• Material for the task:
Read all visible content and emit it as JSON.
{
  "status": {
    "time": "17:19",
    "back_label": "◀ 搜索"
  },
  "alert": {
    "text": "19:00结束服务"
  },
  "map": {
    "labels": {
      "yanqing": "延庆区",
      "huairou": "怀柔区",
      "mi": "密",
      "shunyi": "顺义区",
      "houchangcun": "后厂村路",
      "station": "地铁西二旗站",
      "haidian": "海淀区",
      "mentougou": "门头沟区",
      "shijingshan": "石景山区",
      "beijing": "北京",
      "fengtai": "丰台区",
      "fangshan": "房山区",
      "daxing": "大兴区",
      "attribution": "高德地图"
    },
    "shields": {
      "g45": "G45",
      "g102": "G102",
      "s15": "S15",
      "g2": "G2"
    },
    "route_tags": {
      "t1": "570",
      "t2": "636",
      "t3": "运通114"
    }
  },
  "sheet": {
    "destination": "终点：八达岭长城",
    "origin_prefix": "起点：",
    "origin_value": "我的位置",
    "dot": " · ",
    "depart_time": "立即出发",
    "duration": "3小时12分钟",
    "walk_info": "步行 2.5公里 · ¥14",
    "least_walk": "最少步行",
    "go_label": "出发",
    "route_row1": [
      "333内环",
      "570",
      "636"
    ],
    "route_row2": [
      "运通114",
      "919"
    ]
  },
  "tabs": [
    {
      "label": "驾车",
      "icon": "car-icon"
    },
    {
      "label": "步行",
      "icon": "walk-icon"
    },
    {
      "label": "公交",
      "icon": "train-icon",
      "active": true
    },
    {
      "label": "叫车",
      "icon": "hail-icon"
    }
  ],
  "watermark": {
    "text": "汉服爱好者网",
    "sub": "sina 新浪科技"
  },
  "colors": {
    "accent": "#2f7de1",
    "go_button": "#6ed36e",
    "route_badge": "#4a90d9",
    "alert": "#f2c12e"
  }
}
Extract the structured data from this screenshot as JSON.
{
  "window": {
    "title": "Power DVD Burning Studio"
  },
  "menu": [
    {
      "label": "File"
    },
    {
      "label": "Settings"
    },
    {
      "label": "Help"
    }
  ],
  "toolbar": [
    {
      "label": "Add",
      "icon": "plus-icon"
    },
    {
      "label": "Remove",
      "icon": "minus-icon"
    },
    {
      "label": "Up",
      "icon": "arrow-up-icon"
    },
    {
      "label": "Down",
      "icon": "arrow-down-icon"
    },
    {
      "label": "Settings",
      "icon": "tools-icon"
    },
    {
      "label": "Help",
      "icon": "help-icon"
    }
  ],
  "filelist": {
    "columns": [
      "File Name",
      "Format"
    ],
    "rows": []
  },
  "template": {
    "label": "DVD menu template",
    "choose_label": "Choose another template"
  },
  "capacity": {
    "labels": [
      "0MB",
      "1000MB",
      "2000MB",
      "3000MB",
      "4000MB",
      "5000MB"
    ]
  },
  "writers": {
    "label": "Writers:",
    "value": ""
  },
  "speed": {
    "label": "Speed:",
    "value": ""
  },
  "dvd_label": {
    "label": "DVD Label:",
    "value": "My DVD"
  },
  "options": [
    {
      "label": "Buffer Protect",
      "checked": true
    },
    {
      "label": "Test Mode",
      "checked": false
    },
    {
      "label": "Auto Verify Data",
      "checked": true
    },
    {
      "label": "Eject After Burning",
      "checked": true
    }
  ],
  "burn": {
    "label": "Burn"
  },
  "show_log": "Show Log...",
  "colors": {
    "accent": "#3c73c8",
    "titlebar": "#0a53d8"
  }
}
* * *
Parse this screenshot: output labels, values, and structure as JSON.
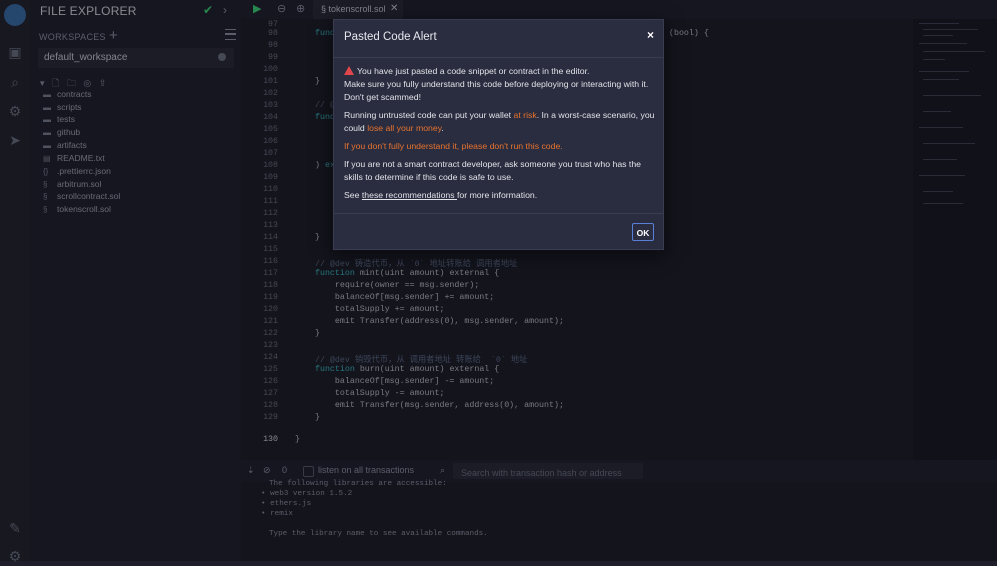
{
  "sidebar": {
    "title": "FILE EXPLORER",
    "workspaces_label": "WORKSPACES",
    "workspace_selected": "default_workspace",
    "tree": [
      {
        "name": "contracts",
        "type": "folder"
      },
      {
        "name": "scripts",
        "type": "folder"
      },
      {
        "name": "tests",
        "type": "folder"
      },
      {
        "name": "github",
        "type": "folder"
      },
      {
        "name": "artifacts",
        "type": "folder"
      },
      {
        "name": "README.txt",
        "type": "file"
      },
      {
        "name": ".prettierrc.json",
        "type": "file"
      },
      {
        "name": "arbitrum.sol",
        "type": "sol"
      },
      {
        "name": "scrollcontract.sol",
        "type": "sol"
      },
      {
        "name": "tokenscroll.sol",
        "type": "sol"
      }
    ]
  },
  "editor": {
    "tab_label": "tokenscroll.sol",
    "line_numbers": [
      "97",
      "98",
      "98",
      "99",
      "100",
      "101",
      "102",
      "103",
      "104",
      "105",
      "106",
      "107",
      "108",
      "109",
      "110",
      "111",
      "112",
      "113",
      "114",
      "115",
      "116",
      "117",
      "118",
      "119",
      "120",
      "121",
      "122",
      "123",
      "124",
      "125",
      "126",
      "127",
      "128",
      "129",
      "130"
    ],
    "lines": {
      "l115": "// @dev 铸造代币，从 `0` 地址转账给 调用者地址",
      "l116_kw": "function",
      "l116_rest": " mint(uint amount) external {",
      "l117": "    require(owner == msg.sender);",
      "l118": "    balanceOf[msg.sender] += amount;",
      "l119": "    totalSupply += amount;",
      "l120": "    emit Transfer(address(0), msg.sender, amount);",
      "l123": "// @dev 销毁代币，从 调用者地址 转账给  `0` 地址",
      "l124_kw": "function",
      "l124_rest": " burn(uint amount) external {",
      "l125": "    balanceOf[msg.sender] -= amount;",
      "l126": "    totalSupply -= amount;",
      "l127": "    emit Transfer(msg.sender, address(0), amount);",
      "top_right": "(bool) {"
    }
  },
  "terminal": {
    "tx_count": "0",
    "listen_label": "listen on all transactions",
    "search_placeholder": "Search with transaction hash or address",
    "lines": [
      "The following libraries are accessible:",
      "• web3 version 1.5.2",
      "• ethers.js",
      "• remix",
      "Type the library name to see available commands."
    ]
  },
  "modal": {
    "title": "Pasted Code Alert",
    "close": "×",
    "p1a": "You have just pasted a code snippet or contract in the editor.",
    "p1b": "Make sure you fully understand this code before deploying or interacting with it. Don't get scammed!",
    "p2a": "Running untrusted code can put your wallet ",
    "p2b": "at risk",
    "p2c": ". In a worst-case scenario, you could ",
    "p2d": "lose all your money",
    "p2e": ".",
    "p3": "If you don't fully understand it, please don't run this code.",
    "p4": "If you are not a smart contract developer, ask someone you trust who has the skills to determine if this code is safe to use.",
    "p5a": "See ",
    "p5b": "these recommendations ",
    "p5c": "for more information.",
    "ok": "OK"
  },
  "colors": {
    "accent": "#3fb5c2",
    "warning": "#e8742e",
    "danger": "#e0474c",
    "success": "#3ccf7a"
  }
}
---
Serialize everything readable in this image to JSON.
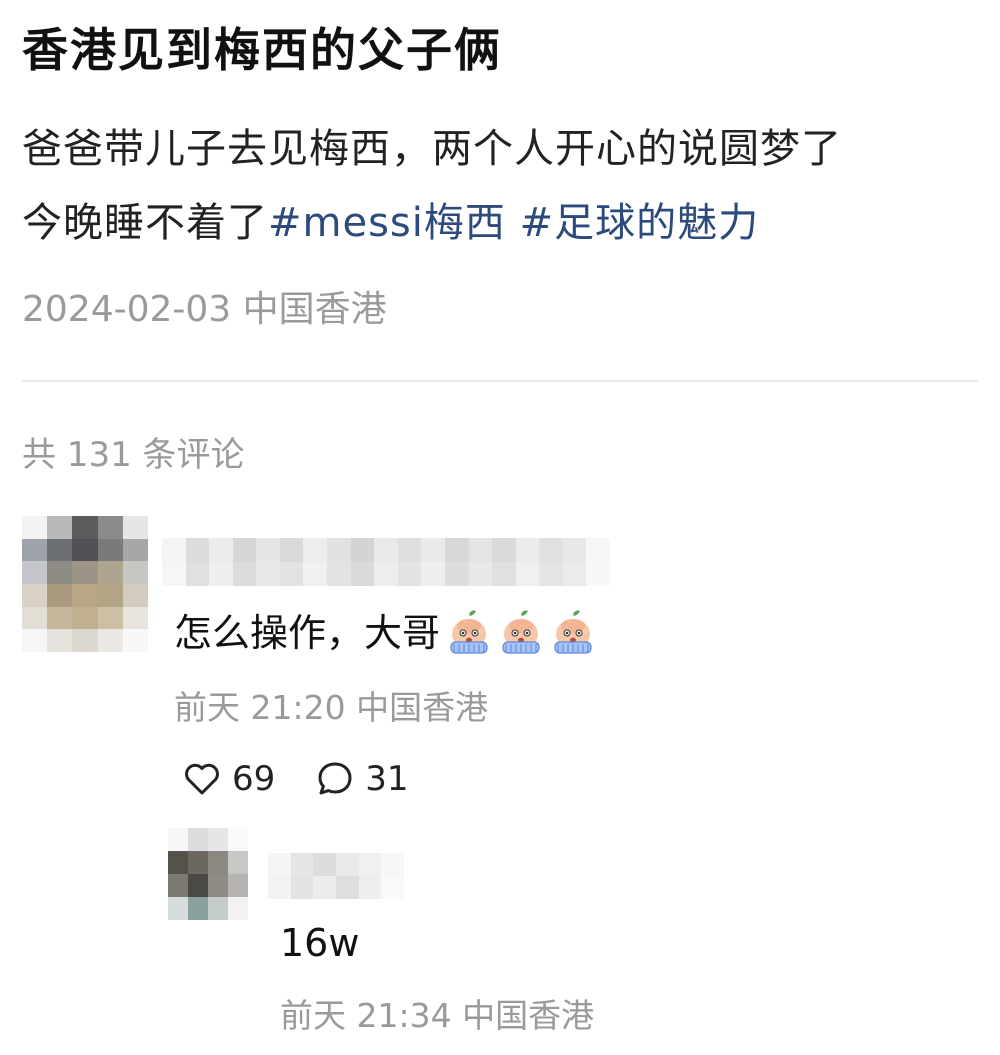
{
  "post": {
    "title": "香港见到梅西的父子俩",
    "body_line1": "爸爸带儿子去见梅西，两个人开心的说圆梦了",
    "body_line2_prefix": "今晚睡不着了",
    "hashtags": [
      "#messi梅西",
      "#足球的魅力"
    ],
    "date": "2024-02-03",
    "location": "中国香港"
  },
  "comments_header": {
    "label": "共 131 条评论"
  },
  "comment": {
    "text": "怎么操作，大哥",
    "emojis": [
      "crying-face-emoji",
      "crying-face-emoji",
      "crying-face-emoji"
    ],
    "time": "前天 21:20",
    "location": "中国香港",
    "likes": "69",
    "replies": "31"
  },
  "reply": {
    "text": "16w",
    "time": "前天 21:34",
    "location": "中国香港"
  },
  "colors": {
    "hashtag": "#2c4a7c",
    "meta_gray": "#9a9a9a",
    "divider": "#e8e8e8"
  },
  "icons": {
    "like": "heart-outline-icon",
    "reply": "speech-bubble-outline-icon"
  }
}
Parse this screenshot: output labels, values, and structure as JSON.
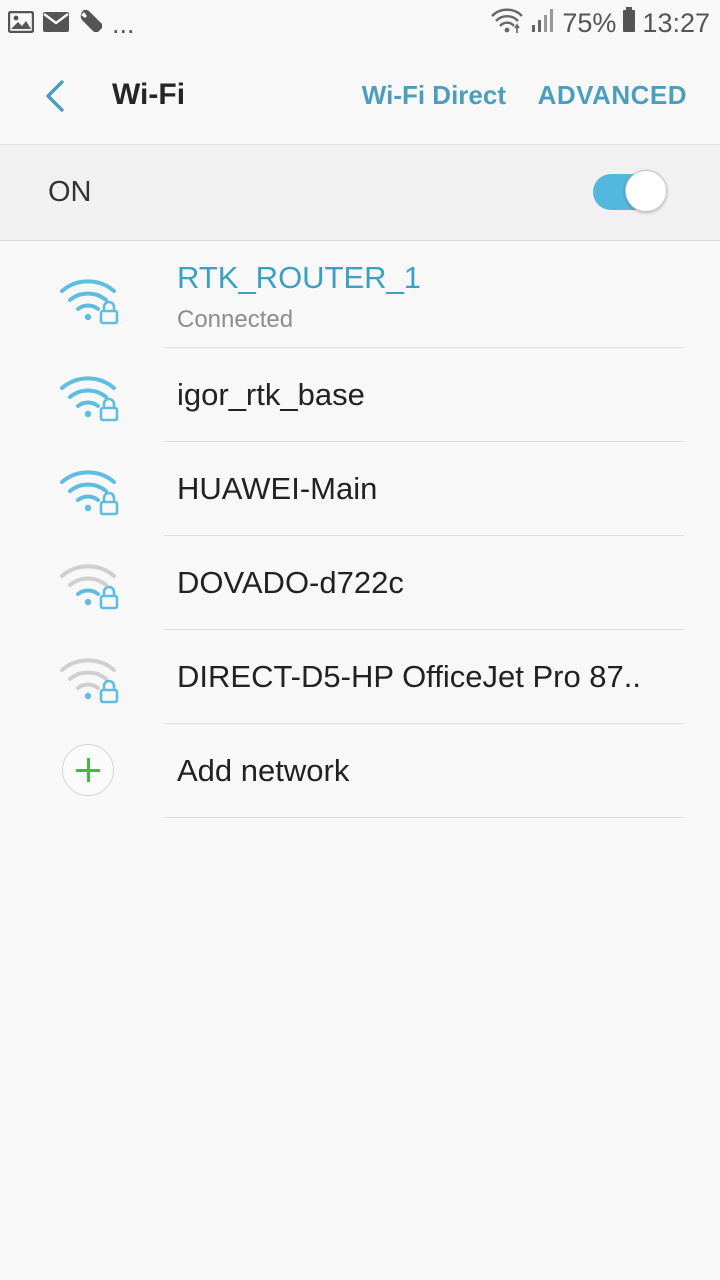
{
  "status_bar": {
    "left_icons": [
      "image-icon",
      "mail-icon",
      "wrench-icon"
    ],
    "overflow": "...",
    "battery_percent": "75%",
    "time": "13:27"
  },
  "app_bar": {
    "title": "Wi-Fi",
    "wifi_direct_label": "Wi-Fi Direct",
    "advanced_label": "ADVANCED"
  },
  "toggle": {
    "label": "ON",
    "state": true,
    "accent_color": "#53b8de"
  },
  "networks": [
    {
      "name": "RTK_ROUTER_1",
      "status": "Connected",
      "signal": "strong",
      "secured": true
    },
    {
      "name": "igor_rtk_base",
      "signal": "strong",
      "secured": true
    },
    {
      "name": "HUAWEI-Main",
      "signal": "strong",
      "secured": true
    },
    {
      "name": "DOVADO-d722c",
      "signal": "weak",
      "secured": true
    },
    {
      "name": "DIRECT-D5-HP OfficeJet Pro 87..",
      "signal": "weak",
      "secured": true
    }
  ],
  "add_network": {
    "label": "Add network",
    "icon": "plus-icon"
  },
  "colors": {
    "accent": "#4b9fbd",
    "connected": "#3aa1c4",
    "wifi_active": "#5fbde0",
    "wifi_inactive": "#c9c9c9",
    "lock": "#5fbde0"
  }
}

• Problem to solve: Collect every line above that contains the word "balanceOf".

• Task response:
      "l118": "    balanceOf[msg.sender] += amount;",
      "l125": "    balanceOf[msg.sender] -= amount;",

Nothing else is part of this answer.